Work to do:
Leave out the pictures and repeat the data exactly.

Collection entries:
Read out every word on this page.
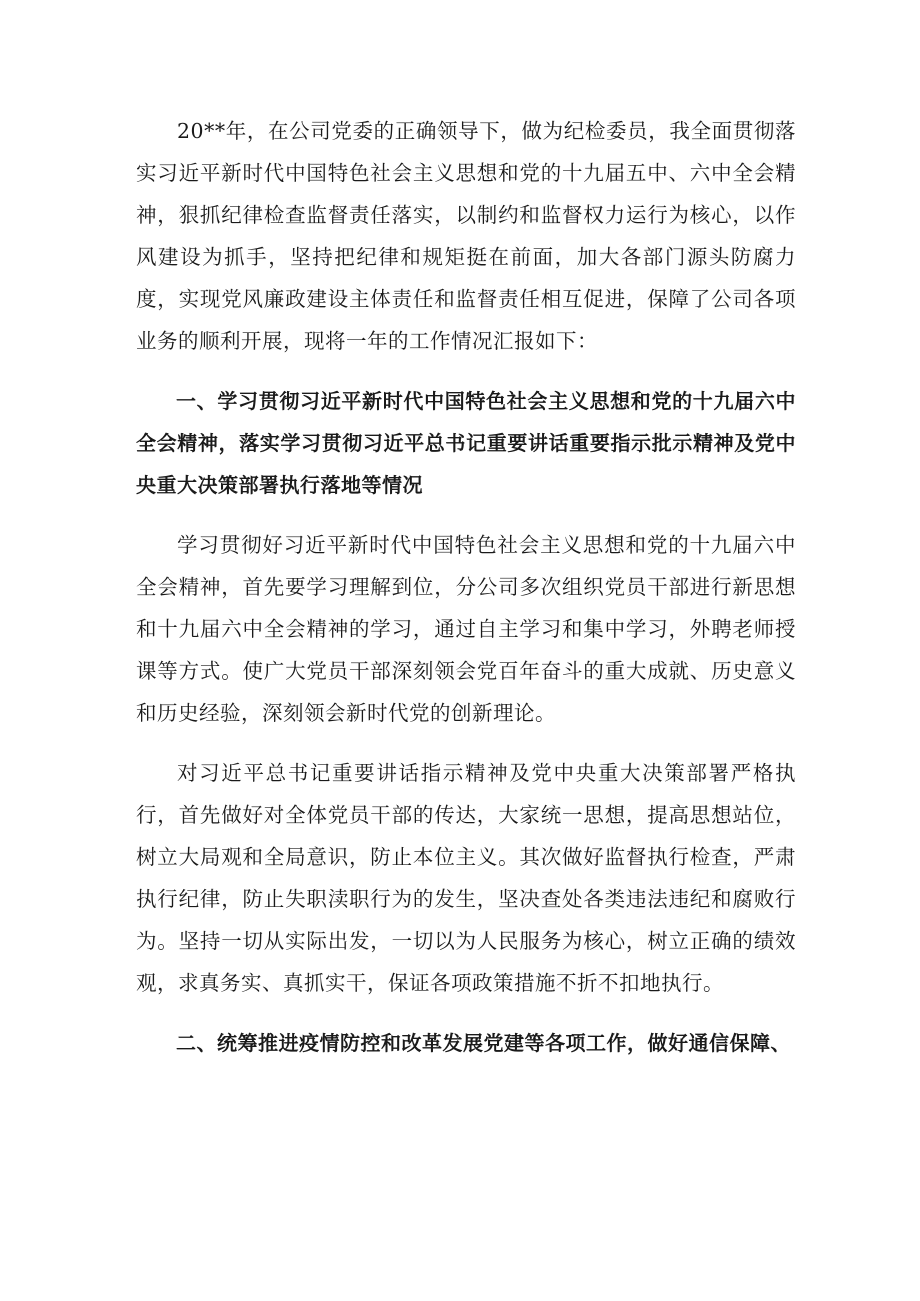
20**年，在公司党委的正确领导下，做为纪检委员，我全面贯彻落实习近平新时代中国特色社会主义思想和党的十九届五中、六中全会精神，狠抓纪律检查监督责任落实，以制约和监督权力运行为核心，以作风建设为抓手，坚持把纪律和规矩挺在前面，加大各部门源头防腐力度，实现党风廉政建设主体责任和监督责任相互促进，保障了公司各项业务的顺利开展，现将一年的工作情况汇报如下：

一、学习贯彻习近平新时代中国特色社会主义思想和党的十九届六中全会精神，落实学习贯彻习近平总书记重要讲话重要指示批示精神及党中央重大决策部署执行落地等情况

学习贯彻好习近平新时代中国特色社会主义思想和党的十九届六中全会精神，首先要学习理解到位，分公司多次组织党员干部进行新思想和十九届六中全会精神的学习，通过自主学习和集中学习，外聘老师授课等方式。使广大党员干部深刻领会党百年奋斗的重大成就、历史意义和历史经验，深刻领会新时代党的创新理论。

对习近平总书记重要讲话指示精神及党中央重大决策部署严格执行，首先做好对全体党员干部的传达，大家统一思想，提高思想站位，树立大局观和全局意识，防止本位主义。其次做好监督执行检查，严肃执行纪律，防止失职渎职行为的发生，坚决查处各类违法违纪和腐败行为。坚持一切从实际出发，一切以为人民服务为核心，树立正确的绩效观，求真务实、真抓实干，保证各项政策措施不折不扣地执行。

二、统筹推进疫情防控和改革发展党建等各项工作，做好通信保障、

Solution below:
Read out every word on this page.
20**年，在公司党委的正确领导下，做为纪检委员，我全面贯彻落实习近平新时代中国特色社会主义思想和党的十九届五中、六中全会精神，狠抓纪律检查监督责任落实，以制约和监督权力运行为核心，以作风建设为抓手，坚持把纪律和规矩挺在前面，加大各部门源头防腐力度，实现党风廉政建设主体责任和监督责任相互促进，保障了公司各项业务的顺利开展，现将一年的工作情况汇报如下：

一、学习贯彻习近平新时代中国特色社会主义思想和党的十九届六中全会精神，落实学习贯彻习近平总书记重要讲话重要指示批示精神及党中央重大决策部署执行落地等情况

学习贯彻好习近平新时代中国特色社会主义思想和党的十九届六中全会精神，首先要学习理解到位，分公司多次组织党员干部进行新思想和十九届六中全会精神的学习，通过自主学习和集中学习，外聘老师授课等方式。使广大党员干部深刻领会党百年奋斗的重大成就、历史意义和历史经验，深刻领会新时代党的创新理论。

对习近平总书记重要讲话指示精神及党中央重大决策部署严格执行，首先做好对全体党员干部的传达，大家统一思想，提高思想站位，树立大局观和全局意识，防止本位主义。其次做好监督执行检查，严肃执行纪律，防止失职渎职行为的发生，坚决查处各类违法违纪和腐败行为。坚持一切从实际出发，一切以为人民服务为核心，树立正确的绩效观，求真务实、真抓实干，保证各项政策措施不折不扣地执行。

二、统筹推进疫情防控和改革发展党建等各项工作，做好通信保障、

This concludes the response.